> _DO THIS_
Check each line of the entries below for the string "Corrected"; copy every line where it appears.

> _DATA TO PROCESS_
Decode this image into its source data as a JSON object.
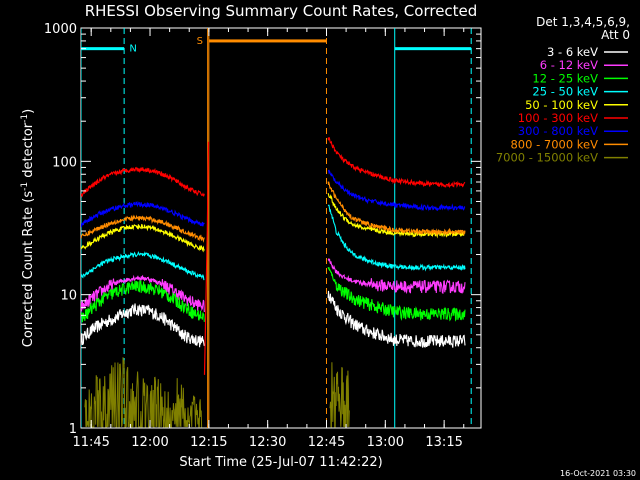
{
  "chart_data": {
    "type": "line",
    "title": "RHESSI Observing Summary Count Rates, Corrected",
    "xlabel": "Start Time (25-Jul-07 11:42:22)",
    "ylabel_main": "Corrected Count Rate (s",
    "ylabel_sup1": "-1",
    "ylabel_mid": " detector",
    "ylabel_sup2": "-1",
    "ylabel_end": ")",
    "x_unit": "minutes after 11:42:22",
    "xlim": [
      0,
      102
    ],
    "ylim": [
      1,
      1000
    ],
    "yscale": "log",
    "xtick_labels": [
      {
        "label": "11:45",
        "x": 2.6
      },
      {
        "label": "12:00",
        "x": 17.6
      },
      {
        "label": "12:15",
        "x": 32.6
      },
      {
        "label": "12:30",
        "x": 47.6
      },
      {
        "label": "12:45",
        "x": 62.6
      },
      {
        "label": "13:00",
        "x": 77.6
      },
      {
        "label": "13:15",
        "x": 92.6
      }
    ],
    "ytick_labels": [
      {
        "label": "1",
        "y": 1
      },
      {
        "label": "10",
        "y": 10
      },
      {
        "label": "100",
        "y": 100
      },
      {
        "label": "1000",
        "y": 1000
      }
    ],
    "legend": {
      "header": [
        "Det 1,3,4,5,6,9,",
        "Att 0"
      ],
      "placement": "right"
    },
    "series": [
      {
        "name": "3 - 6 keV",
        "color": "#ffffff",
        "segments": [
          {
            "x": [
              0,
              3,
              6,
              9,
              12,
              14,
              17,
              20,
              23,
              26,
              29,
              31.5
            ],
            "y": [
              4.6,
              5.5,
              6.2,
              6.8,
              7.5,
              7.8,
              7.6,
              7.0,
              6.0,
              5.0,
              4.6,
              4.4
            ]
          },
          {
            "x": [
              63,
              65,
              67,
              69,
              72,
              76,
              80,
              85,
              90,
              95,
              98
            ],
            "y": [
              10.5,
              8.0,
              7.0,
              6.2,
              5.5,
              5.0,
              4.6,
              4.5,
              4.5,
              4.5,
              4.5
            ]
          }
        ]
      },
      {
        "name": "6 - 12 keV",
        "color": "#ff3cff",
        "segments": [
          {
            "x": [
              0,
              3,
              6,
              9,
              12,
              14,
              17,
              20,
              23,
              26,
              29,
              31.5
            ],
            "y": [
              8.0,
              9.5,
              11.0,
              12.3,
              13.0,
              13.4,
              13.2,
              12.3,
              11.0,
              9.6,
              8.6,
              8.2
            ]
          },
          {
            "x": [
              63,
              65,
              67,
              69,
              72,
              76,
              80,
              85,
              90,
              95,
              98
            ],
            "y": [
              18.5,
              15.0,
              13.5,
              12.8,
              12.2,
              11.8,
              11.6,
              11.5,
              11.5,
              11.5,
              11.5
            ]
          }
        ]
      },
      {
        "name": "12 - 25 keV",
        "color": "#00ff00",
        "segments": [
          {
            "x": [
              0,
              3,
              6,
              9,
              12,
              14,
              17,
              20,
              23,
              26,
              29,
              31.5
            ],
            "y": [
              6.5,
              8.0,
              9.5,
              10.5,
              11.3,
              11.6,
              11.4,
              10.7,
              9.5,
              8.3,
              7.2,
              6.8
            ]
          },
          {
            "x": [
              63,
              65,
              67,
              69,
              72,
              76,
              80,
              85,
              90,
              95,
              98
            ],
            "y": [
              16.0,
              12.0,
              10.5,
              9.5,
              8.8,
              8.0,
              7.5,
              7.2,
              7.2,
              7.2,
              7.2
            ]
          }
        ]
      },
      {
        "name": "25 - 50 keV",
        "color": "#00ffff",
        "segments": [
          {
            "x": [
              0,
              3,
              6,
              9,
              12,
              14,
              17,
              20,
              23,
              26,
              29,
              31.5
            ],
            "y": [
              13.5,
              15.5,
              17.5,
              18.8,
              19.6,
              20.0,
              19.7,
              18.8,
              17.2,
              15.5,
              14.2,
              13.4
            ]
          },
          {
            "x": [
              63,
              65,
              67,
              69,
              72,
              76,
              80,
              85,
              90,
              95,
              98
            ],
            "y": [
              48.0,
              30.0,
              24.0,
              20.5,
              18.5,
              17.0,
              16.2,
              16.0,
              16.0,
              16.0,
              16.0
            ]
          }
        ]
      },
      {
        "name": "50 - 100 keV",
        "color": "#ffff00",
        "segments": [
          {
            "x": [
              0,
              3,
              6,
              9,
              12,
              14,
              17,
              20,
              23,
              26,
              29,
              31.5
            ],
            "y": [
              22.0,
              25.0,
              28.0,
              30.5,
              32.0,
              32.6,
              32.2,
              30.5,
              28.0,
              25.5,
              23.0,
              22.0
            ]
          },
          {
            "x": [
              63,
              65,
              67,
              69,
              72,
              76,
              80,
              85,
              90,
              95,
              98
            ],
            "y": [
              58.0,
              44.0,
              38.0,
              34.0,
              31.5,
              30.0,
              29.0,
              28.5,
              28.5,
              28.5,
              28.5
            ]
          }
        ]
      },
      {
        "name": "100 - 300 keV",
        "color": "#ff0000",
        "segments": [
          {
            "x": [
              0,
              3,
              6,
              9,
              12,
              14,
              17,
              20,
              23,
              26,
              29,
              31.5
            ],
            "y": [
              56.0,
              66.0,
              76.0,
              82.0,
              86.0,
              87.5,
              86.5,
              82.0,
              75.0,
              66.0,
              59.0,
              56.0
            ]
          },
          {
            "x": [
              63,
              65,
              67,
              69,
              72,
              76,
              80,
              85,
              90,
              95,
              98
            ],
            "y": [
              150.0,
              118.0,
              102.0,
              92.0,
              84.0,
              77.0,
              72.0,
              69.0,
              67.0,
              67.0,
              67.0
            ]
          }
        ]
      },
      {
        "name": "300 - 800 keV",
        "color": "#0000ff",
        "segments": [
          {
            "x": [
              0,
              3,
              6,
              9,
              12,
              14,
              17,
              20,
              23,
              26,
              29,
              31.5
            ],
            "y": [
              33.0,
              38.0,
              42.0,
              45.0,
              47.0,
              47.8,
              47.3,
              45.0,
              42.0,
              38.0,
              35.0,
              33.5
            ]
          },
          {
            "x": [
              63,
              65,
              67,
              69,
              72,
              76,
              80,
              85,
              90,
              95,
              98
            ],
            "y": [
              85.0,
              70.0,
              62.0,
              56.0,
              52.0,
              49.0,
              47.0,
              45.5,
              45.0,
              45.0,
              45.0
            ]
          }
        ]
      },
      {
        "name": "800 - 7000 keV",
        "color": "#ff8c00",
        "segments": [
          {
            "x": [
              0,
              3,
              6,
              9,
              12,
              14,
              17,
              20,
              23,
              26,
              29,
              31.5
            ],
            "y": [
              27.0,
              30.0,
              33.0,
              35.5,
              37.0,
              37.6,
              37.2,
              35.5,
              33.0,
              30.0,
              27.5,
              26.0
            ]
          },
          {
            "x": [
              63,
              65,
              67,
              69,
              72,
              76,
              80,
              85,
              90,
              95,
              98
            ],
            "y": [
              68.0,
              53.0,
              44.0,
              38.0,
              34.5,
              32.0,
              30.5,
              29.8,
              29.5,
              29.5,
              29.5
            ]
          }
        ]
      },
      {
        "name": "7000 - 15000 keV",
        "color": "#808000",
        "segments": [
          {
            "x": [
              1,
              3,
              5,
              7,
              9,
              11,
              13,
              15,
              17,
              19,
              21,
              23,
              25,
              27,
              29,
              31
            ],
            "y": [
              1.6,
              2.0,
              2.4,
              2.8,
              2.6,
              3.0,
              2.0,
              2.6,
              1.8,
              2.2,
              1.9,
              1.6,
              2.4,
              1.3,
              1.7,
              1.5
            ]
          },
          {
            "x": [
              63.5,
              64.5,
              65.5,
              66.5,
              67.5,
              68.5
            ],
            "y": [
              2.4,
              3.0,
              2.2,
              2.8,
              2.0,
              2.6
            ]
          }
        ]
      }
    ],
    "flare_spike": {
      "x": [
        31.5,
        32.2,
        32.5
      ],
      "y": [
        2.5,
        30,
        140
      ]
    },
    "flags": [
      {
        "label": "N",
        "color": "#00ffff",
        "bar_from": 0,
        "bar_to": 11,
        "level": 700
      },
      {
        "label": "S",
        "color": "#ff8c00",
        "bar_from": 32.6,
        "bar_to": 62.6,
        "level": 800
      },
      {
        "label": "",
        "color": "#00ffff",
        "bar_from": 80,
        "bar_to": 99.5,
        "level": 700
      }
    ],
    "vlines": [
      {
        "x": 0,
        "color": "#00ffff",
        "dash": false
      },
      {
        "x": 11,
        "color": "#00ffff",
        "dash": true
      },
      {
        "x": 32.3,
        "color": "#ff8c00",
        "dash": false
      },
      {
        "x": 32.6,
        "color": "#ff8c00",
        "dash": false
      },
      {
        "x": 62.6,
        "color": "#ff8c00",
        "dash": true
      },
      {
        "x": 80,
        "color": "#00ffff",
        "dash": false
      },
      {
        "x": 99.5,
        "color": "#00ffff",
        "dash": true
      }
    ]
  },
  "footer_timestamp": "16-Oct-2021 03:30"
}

> _REPLY TO THE TASK_
    "title": "RHESSI Observing Summary Count Rates, Corrected",
    "ylabel_main": "Corrected Count Rate (s",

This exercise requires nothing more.